▸ **EXERCISE DETAILS**: Copy every line of the listing below without changes, but leave out the pictures.

--- BEGIN EXTRACTED RECORDS ---

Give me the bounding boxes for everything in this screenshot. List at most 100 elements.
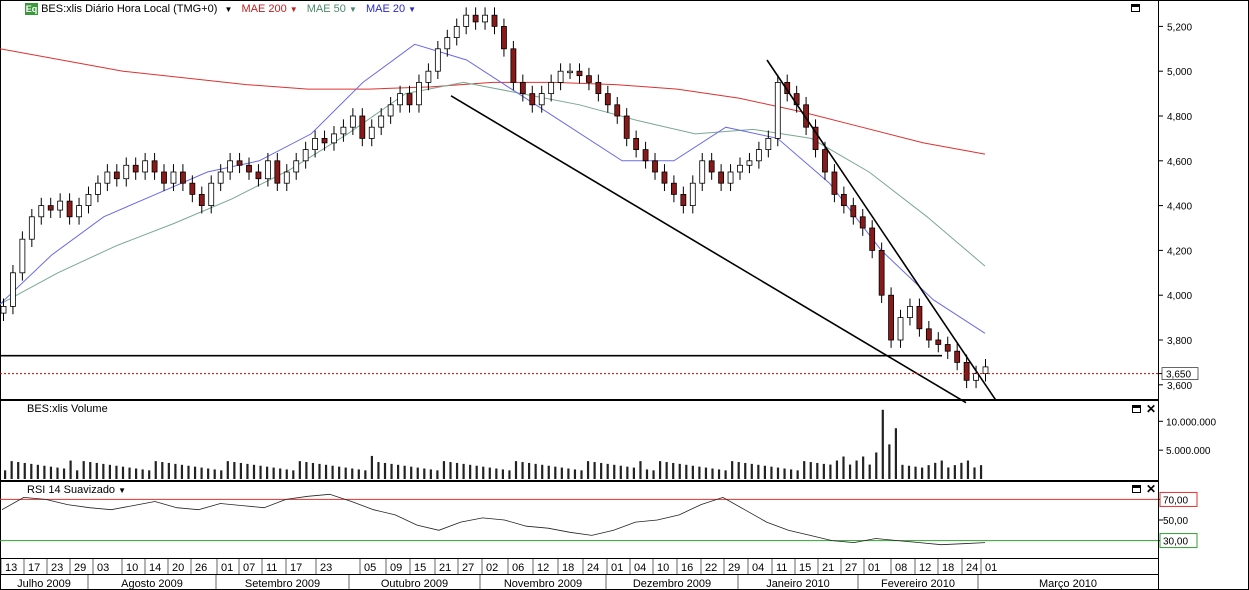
volume-bar <box>331 465 334 479</box>
volume-bar <box>272 467 275 479</box>
candle-body <box>132 164 139 173</box>
volume-bar <box>888 444 891 479</box>
date-label: 09 <box>390 562 402 574</box>
volume-bar <box>848 464 852 479</box>
volume-bar <box>790 469 793 479</box>
close-rsi-panel-icon[interactable]: ✕ <box>1146 482 1157 496</box>
candle-body <box>907 305 913 318</box>
app-logo: Eq <box>25 3 38 16</box>
volume-bar <box>252 464 256 479</box>
maximize-price-panel-icon[interactable] <box>1131 4 1140 12</box>
price-tick-label: 4,000 <box>1167 291 1192 302</box>
volume-bar <box>685 464 688 479</box>
volume-bar <box>344 467 347 479</box>
volume-bar <box>514 461 518 479</box>
volume-bar <box>763 465 766 479</box>
volume-bar <box>731 461 734 479</box>
volume-bar <box>89 462 92 479</box>
volume-bar <box>292 470 295 479</box>
date-label: 12 <box>919 562 931 574</box>
volume-bar <box>429 469 432 479</box>
price-axis: 5,200 5,000 4,800 4,600 4,400 4,200 4,000 3,800… <box>1158 22 1199 392</box>
volume-bar <box>285 469 288 479</box>
dropdown-arrow-icon[interactable]: ▼ <box>224 5 233 14</box>
candle-body <box>302 149 309 162</box>
volume-bar <box>148 470 151 479</box>
candle-body <box>66 200 73 218</box>
date-label: 03 <box>97 562 109 574</box>
volume-bar <box>351 468 354 479</box>
candle-body <box>151 160 158 173</box>
volume-bar <box>907 465 911 479</box>
volume-bar <box>940 460 943 479</box>
candle-body <box>623 115 630 139</box>
volume-bar <box>17 462 20 479</box>
candle-body <box>416 82 422 106</box>
date-label: 04 <box>634 562 646 574</box>
volume-bar <box>338 466 341 479</box>
volume-bar <box>56 467 59 479</box>
candle-body <box>822 149 828 173</box>
candle-body <box>349 115 356 128</box>
volume-bar <box>174 463 177 479</box>
volume-bar <box>901 464 904 479</box>
candle-body <box>897 317 904 341</box>
month-label: Março 2010 <box>1039 578 1097 590</box>
rsi-level-box <box>1159 491 1198 507</box>
volume-bar <box>528 462 531 479</box>
candle-body <box>170 171 177 184</box>
volume-bar <box>724 470 727 479</box>
date-label: 01 <box>985 562 997 574</box>
rsi-line <box>1 493 986 546</box>
rsi-tick-label: 30,00 <box>1163 537 1188 548</box>
volume-bar <box>822 463 825 479</box>
volume-bar <box>239 462 242 479</box>
candle-body <box>10 272 16 307</box>
volume-bar <box>318 463 321 479</box>
date-label: 13 <box>5 562 17 574</box>
volume-bar <box>750 463 753 479</box>
candle-body <box>642 149 649 162</box>
date-label: 11 <box>776 562 787 574</box>
maximize-volume-panel-icon[interactable] <box>1132 405 1141 413</box>
month-label: Outubro 2009 <box>381 578 448 590</box>
volume-bar <box>266 466 269 479</box>
volume-bar <box>482 466 485 479</box>
volume-bar <box>875 452 878 479</box>
candle-body <box>614 104 621 117</box>
date-label: 27 <box>462 562 474 574</box>
volume-bar <box>364 470 367 479</box>
ma200-line-group <box>0 48 986 155</box>
candle-body <box>954 350 961 363</box>
date-label: 01 <box>611 562 623 574</box>
volume-bar <box>390 463 393 479</box>
volume-bar <box>894 428 897 479</box>
price-tick-label: 5,200 <box>1167 22 1192 33</box>
rsi-legend: RSI 14 Suavizado ▼ <box>27 484 126 496</box>
volume-bar <box>626 466 629 479</box>
ma50-dropdown-icon[interactable]: ▼ <box>348 5 357 14</box>
volume-bar <box>652 470 655 479</box>
close-volume-panel-icon[interactable]: ✕ <box>1146 402 1157 416</box>
volume-bar <box>508 470 511 479</box>
volume-bar <box>43 465 46 479</box>
candle-body <box>840 193 847 206</box>
maximize-rsi-panel-icon[interactable] <box>1132 485 1141 493</box>
volume-bar <box>586 461 590 479</box>
candle-body <box>113 171 120 180</box>
volume-bar <box>324 464 328 479</box>
ma200-legend: MAE 200 <box>241 3 287 15</box>
volume-bar <box>966 460 970 479</box>
volume-bar <box>121 466 125 479</box>
volume-bar <box>469 464 472 479</box>
volume-bar <box>62 468 66 479</box>
rsi-dropdown-icon[interactable]: ▼ <box>118 486 127 495</box>
month-label: Agosto 2009 <box>121 578 183 590</box>
ma200-dropdown-icon[interactable]: ▼ <box>289 5 298 14</box>
volume-bar <box>573 469 577 479</box>
ma20-dropdown-icon[interactable]: ▼ <box>408 5 417 14</box>
volume-bar <box>606 463 609 479</box>
volume-bar <box>776 467 780 479</box>
date-label: 06 <box>512 562 524 574</box>
price-tick-label: 3,650 <box>1166 370 1191 381</box>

--- END EXTRACTED RECORDS ---

▸ **COMPLETED EXERCISE**:
Give me the bounding boxes for everything in this screenshot. List at most 100 elements.
volume-bar <box>331 465 334 479</box>
volume-bar <box>272 467 275 479</box>
candle-body <box>132 164 139 173</box>
volume-bar <box>888 444 891 479</box>
date-label: 09 <box>390 562 402 574</box>
volume-bar <box>848 464 852 479</box>
volume-bar <box>790 469 793 479</box>
close-rsi-panel-icon[interactable]: ✕ <box>1146 482 1157 496</box>
candle-body <box>907 305 913 318</box>
app-logo: Eq <box>25 3 38 16</box>
volume-bar <box>252 464 256 479</box>
maximize-price-panel-icon[interactable] <box>1131 4 1140 12</box>
price-tick-label: 4,000 <box>1167 291 1192 302</box>
volume-bar <box>685 464 688 479</box>
volume-bar <box>344 467 347 479</box>
volume-bar <box>514 461 518 479</box>
volume-bar <box>763 465 766 479</box>
volume-bar <box>731 461 734 479</box>
volume-bar <box>89 462 92 479</box>
volume-bar <box>292 470 295 479</box>
date-label: 12 <box>919 562 931 574</box>
volume-bar <box>429 469 432 479</box>
price-axis: 5,200 5,000 4,800 4,600 4,400 4,200 4,000 3,800… <box>1158 22 1199 392</box>
volume-bar <box>285 469 288 479</box>
dropdown-arrow-icon[interactable]: ▼ <box>224 5 233 14</box>
candle-body <box>302 149 309 162</box>
volume-bar <box>148 470 151 479</box>
candle-body <box>66 200 73 218</box>
date-label: 03 <box>97 562 109 574</box>
volume-bar <box>351 468 354 479</box>
candle-body <box>151 160 158 173</box>
volume-bar <box>907 465 911 479</box>
volume-bar <box>940 460 943 479</box>
candle-body <box>623 115 630 139</box>
volume-bar <box>17 462 20 479</box>
candle-body <box>416 82 422 106</box>
date-label: 04 <box>634 562 646 574</box>
volume-bar <box>338 466 341 479</box>
volume-bar <box>56 467 59 479</box>
candle-body <box>822 149 828 173</box>
candle-body <box>349 115 356 128</box>
volume-bar <box>174 463 177 479</box>
volume-bar <box>901 464 904 479</box>
candle-body <box>897 317 904 341</box>
month-label: Março 2010 <box>1039 578 1097 590</box>
rsi-level-box <box>1159 491 1198 507</box>
volume-bar <box>528 462 531 479</box>
candle-body <box>170 171 177 184</box>
volume-bar <box>724 470 727 479</box>
date-label: 01 <box>985 562 997 574</box>
rsi-line <box>1 493 986 546</box>
rsi-tick-label: 30,00 <box>1163 537 1188 548</box>
volume-bar <box>822 463 825 479</box>
volume-bar <box>239 462 242 479</box>
candle-body <box>10 272 16 307</box>
volume-bar <box>318 463 321 479</box>
date-label: 13 <box>5 562 17 574</box>
volume-bar <box>750 463 753 479</box>
candle-body <box>642 149 649 162</box>
date-label: 11 <box>776 562 787 574</box>
maximize-volume-panel-icon[interactable] <box>1132 405 1141 413</box>
month-label: Outubro 2009 <box>381 578 448 590</box>
volume-bar <box>266 466 269 479</box>
volume-bar <box>482 466 485 479</box>
volume-bar <box>875 452 878 479</box>
candle-body <box>614 104 621 117</box>
date-label: 27 <box>462 562 474 574</box>
volume-bar <box>364 470 367 479</box>
ma200-line-group <box>0 48 986 155</box>
candle-body <box>954 350 961 363</box>
date-label: 01 <box>611 562 623 574</box>
volume-bar <box>390 463 393 479</box>
volume-bar <box>894 428 897 479</box>
price-tick-label: 5,200 <box>1167 22 1192 33</box>
rsi-legend: RSI 14 Suavizado ▼ <box>27 484 126 496</box>
volume-bar <box>626 466 629 479</box>
ma50-dropdown-icon[interactable]: ▼ <box>348 5 357 14</box>
volume-bar <box>652 470 655 479</box>
close-volume-panel-icon[interactable]: ✕ <box>1146 402 1157 416</box>
volume-bar <box>508 470 511 479</box>
volume-bar <box>43 465 46 479</box>
candle-body <box>840 193 847 206</box>
maximize-rsi-panel-icon[interactable] <box>1132 485 1141 493</box>
volume-bar <box>586 461 590 479</box>
candle-body <box>113 171 120 180</box>
volume-bar <box>324 464 328 479</box>
ma200-legend: MAE 200 <box>241 3 287 15</box>
volume-bar <box>966 460 970 479</box>
volume-bar <box>121 466 125 479</box>
volume-bar <box>469 464 472 479</box>
volume-bar <box>62 468 66 479</box>
rsi-dropdown-icon[interactable]: ▼ <box>118 486 127 495</box>
month-label: Agosto 2009 <box>121 578 183 590</box>
ma200-dropdown-icon[interactable]: ▼ <box>289 5 298 14</box>
volume-bar <box>573 469 577 479</box>
ma20-dropdown-icon[interactable]: ▼ <box>408 5 417 14</box>
volume-bar <box>606 463 609 479</box>
volume-bar <box>776 467 780 479</box>
date-label: 06 <box>512 562 524 574</box>
price-tick-label: 3,650 <box>1166 370 1191 381</box>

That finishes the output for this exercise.